## BEGIN EXTRACT PROVIDED

# GT Aggressor XC3 - Road bike conversion



## Trumpettom001 (5 Jul 2009)

Hi all,

I'm not sure how viable this is going to be, but I'm thinking of converting a GT Aggressor to a semi road bike.. Thinner tyres, still with disc brakes, for road/Trail use.. and Lockable Suspention.... big comfy seat.. and (excuse my ignorance) those handlebars witht curvy bits on them.... does anyone think this is a viable idea??


----------



## Trumpettom001 (5 Jul 2009)

P.S. I was considering this as an alternative - I especially like the invisibe disc brakes, mentioned in the description!!!! good old Halfrauds

http://www.halfords.com/webapp/wcs/..._productId_240415_langId_-1_categoryId_165710


----------



## Bman (12 Jul 2009)

Hi Tom

The handlebars you are talking about are "Drop bars" Im not sure if they will fit on the GT frame, but dont quote me on that 

Have you got the XC3 already? I have the XCR and that comes standard with lockable front forks. 

Im also thinking of putting thinner tyres on my XCR. Big fat nobbly 2.35" tyres are ok for wet weather, bridleways and off-road, but I wouldnt mind being able to swap them for semi-slicks when I just want a quick commute to work. 
Only problem is my Alex DP20 rims are 2cm wide! I may have to get a thinner set


----------



## chris667 (13 Jul 2009)

It's possible, but wether or not it's worth doing is a different story.
Drop handlebars are thicker, which means a new stem. You'll also need new brake levers which means either a cable disc or no disc at all and barend shifters unless you want to run your bike as a singlespeed or use STI levers which will mean a new front mech and chainset.
Really, the suspension forks and discs are dead weight on a road bike; that's the reason road bikes don't have them.
TBH, if you wanted to get a road bike, I'd sell the GT and buy one. If you don't do death defying offroad stuff, something like a tourer would cope with bridleways without a problem and run rings around it on the road.

## END EXTRACT PROVIDED
## BEGIN STORED DATA

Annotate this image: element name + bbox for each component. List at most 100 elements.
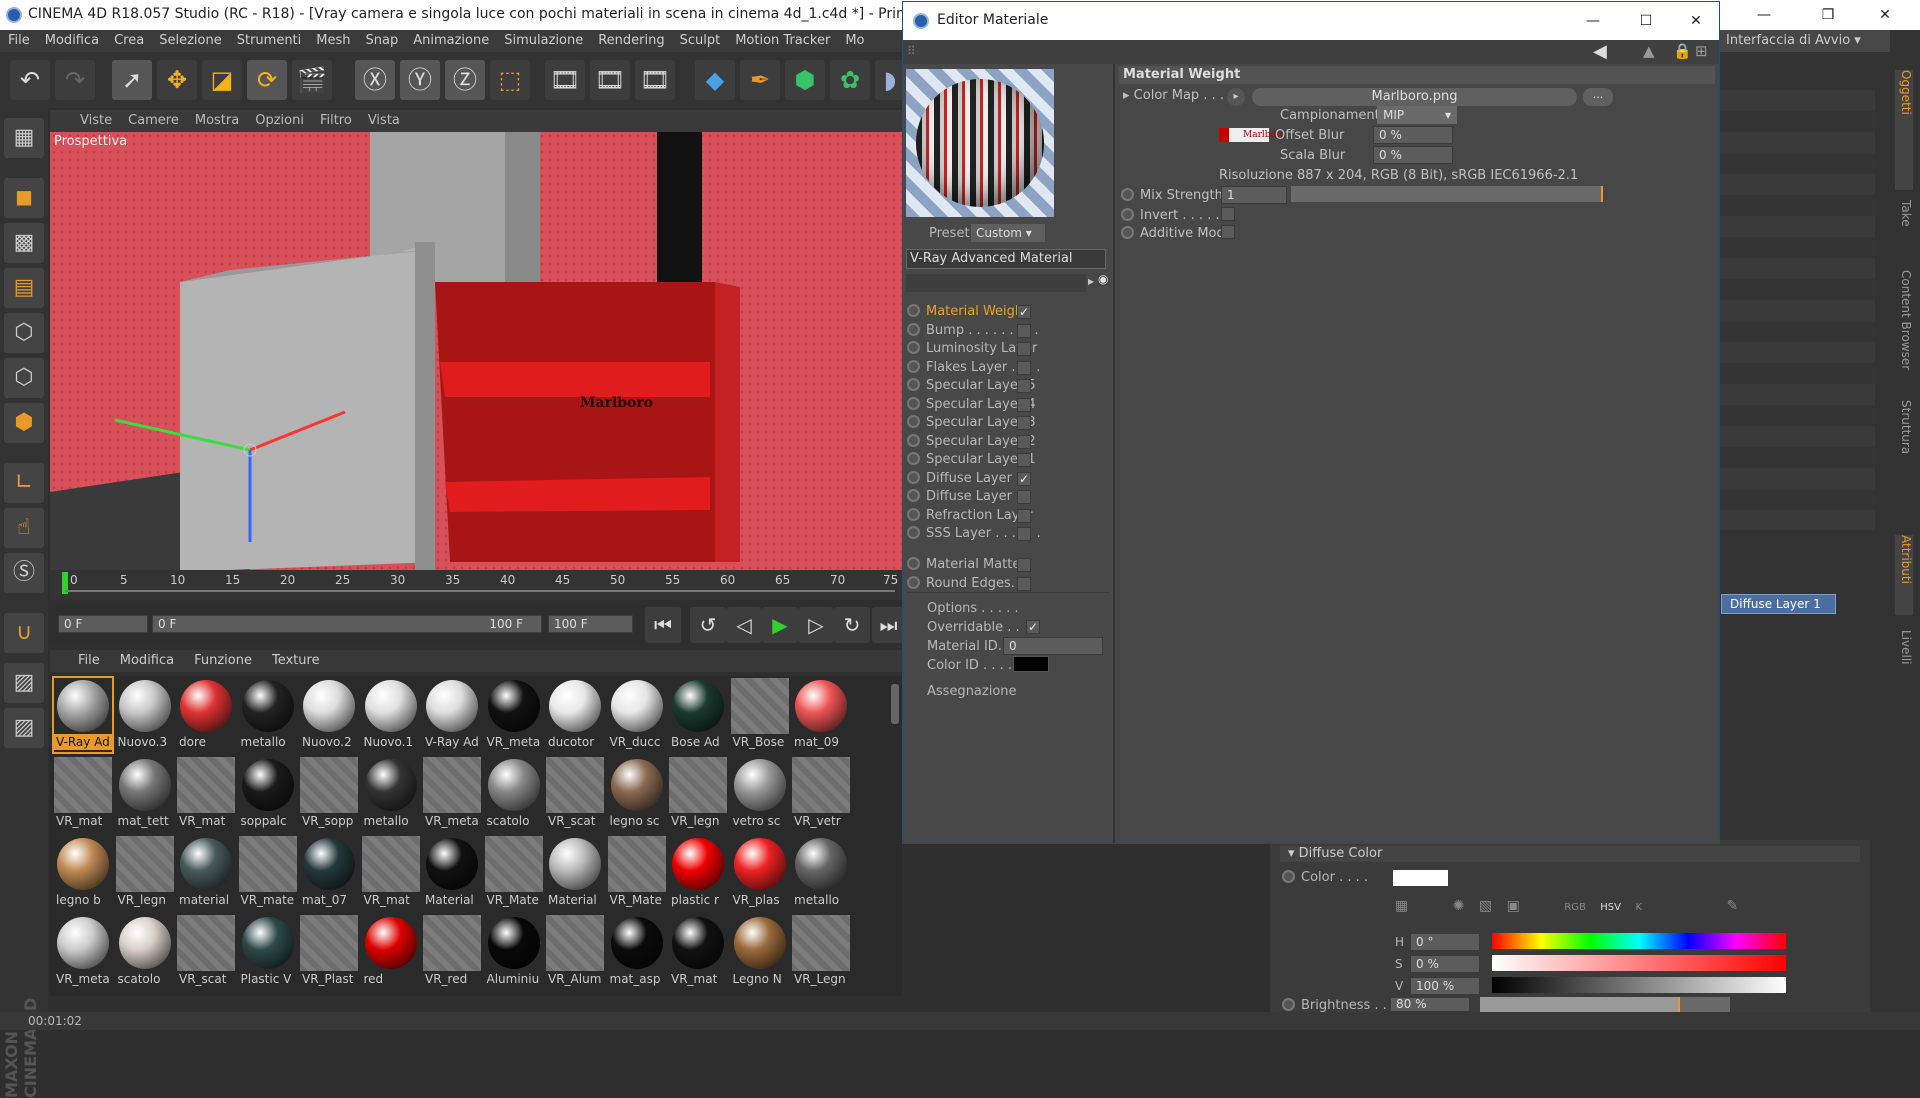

## END STORED DATA

• _PROBLEMS TO WORK ON_
A: Answer these questions using the bike conversion thread:
(i) What name does Bman give to the handlebars "with curvy bits on them"?
(ii) How wide does Bman say his Alex DP20 rims are?
(iii) According to chris667, what new part do drop handlebars require because they are thicker?
B: Continue the bike conversion thread from the end of chris667's post.
The data plays no role here.

• _ANSWER SET_
A:
(i) "Drop bars"
(ii) 2cm
(iii) A new stem

B:
----------



## hubgearfreak (13 Jul 2009)

chris is right, except the bit where he says sell one. 

just buy another and have two bikes. 

and then repeat..till you either need a barn or the missus really puts her foot down

i'm surprised at you chris you ought to know better


----------



## chris667 (16 Jul 2009)

No, it doesn't count when the bikes have those nasty weird things that wiggle the chains around hanging off them.


----------



## Trumpettom001 (27 Jul 2009)

OK problem solved.

I work (volunteer really) for an organisation called Action 21 - one of their projects is to take bikes that would otherwise have gone to landfill, recondition them, and then turn them into semi road worthy bikes, and use the profits from that to fund renewable energy projects.... long story short, someone has just donated a 27 speed road bike, with integrated brakes/gear shifters. (this was the only thing stopping me buying a road bike from them in the first place). the only racers we used to have were the ones with frame mounted gear shifts (i hate these things - I hate getting my finger caught in the wheel.) so anyway - the GT XC3 is gonna be my electric bike when I get tround to converting it, and when I find the name of the 27 speed race/road bike, I'll post a couple piccies of my new (old) 27 speed for 40 quid.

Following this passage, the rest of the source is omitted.